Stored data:
○ ○ ○ ○ ○

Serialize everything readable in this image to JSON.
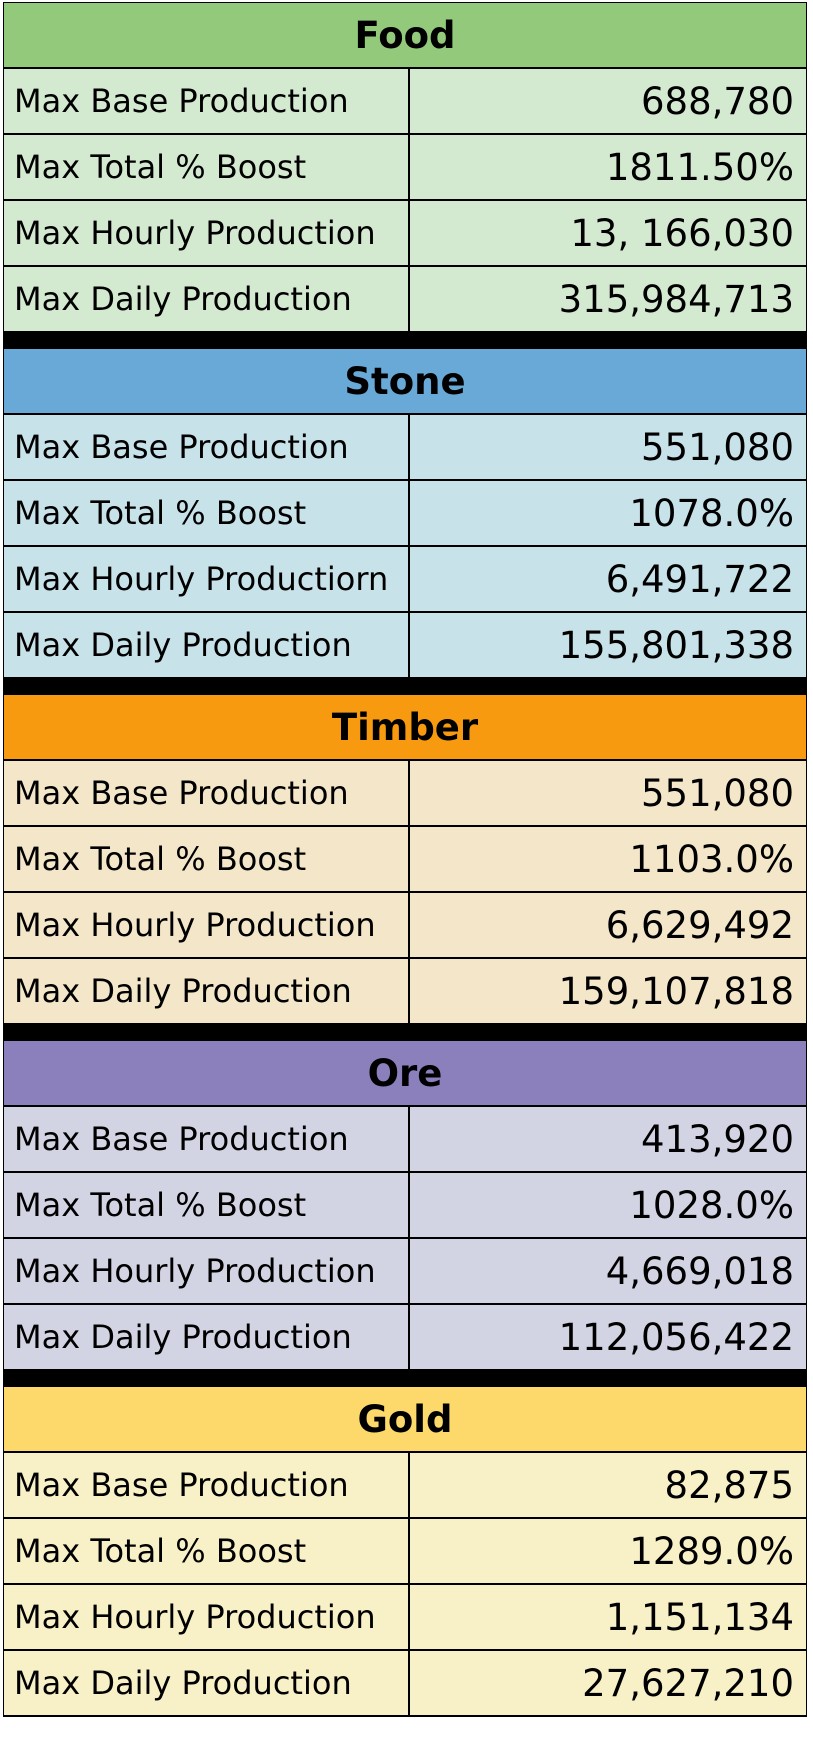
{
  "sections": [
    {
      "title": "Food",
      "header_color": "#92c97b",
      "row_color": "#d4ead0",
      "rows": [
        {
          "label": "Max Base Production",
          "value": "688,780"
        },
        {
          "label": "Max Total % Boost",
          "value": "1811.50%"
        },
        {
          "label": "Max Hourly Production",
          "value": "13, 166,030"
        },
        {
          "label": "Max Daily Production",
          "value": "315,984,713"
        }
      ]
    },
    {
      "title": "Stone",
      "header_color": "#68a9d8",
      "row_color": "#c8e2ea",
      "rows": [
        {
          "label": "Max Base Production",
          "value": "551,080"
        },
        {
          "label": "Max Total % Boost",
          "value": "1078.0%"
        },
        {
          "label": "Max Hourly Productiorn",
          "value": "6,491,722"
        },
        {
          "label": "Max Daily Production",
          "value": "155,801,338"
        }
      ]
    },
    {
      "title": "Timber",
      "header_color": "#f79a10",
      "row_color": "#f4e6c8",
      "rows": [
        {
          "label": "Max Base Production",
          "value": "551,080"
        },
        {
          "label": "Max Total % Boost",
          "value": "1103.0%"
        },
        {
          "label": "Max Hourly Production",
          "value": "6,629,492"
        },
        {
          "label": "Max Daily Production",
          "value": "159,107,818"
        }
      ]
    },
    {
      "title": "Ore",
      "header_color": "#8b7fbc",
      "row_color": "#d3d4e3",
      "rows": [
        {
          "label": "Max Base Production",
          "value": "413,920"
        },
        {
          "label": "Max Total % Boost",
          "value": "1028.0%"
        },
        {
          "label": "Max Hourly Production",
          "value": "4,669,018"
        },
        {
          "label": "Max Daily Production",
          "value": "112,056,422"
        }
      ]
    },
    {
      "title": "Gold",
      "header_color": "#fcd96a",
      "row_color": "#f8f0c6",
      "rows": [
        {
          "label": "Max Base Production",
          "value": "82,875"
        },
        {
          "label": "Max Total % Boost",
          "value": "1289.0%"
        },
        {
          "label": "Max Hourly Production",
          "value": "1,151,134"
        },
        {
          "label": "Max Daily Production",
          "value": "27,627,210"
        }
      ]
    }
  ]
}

○ ○ ○ ○ ○

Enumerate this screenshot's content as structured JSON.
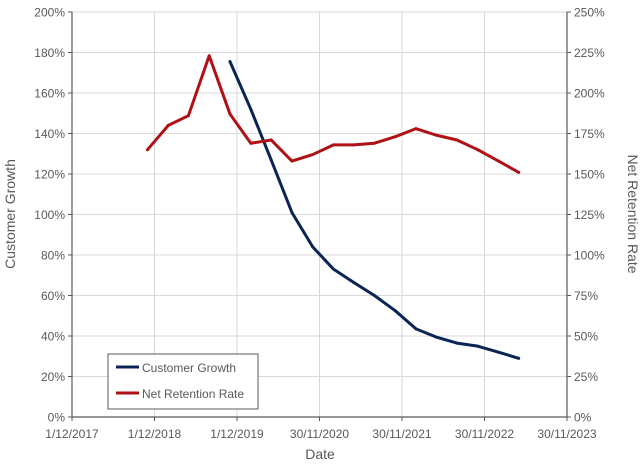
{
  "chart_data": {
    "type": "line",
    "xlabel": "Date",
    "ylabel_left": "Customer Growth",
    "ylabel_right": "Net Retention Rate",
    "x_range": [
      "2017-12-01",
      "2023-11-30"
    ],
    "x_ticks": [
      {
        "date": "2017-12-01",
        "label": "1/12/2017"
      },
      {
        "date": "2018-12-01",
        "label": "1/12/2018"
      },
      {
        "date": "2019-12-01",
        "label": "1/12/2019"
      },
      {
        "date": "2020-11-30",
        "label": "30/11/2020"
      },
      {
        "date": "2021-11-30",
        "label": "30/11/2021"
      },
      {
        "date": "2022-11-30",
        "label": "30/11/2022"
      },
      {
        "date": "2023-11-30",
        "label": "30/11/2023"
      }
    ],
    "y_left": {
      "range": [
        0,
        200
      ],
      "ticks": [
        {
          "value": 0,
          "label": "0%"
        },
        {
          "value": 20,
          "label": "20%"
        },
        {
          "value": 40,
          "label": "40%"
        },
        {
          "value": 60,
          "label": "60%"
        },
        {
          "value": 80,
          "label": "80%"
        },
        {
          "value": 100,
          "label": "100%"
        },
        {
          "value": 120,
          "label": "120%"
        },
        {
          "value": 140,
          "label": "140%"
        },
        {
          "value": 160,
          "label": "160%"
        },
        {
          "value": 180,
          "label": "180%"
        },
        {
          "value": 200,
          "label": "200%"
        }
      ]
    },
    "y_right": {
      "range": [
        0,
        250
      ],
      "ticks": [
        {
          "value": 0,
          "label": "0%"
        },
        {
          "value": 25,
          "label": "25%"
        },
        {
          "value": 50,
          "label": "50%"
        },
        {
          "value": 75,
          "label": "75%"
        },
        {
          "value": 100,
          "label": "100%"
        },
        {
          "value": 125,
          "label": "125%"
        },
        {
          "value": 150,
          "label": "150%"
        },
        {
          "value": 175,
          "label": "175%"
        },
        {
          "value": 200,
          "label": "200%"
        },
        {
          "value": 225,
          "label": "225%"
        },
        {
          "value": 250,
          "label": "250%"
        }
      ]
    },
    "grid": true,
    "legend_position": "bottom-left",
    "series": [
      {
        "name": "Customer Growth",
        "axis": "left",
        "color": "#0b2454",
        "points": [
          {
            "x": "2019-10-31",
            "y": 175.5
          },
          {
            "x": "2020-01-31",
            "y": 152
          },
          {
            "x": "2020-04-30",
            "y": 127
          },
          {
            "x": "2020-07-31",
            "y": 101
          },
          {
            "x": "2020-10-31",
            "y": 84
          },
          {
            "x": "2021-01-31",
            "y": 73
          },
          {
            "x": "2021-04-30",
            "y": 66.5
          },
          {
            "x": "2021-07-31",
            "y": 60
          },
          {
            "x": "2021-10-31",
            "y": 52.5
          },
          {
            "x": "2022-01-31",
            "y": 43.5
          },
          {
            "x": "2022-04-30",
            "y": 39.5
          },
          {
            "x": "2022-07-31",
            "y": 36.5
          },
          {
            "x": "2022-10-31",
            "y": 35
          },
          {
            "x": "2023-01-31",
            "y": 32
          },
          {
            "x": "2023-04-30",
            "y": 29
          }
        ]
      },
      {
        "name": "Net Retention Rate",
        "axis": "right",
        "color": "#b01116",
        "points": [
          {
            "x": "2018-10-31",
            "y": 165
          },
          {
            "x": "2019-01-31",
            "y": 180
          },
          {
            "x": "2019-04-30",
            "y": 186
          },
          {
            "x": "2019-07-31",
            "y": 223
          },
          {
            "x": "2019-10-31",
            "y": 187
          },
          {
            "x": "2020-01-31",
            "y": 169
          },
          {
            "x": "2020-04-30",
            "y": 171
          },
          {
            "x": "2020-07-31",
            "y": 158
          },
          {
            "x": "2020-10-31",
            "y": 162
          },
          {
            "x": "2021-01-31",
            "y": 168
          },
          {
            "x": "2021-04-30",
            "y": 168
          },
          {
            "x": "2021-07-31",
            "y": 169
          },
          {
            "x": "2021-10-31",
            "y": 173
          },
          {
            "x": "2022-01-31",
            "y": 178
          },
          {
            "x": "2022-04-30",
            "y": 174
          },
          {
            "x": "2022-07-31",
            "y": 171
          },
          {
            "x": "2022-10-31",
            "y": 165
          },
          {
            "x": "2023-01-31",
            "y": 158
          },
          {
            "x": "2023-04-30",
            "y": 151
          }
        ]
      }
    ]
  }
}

○ ○ ○ ○ ○

What you are asked to do:
In the listing above, locate each line with "JSON" and copy it.

Final result:
Serialize everything readable in this image to JSON.
Enumerate this screenshot's content as structured JSON.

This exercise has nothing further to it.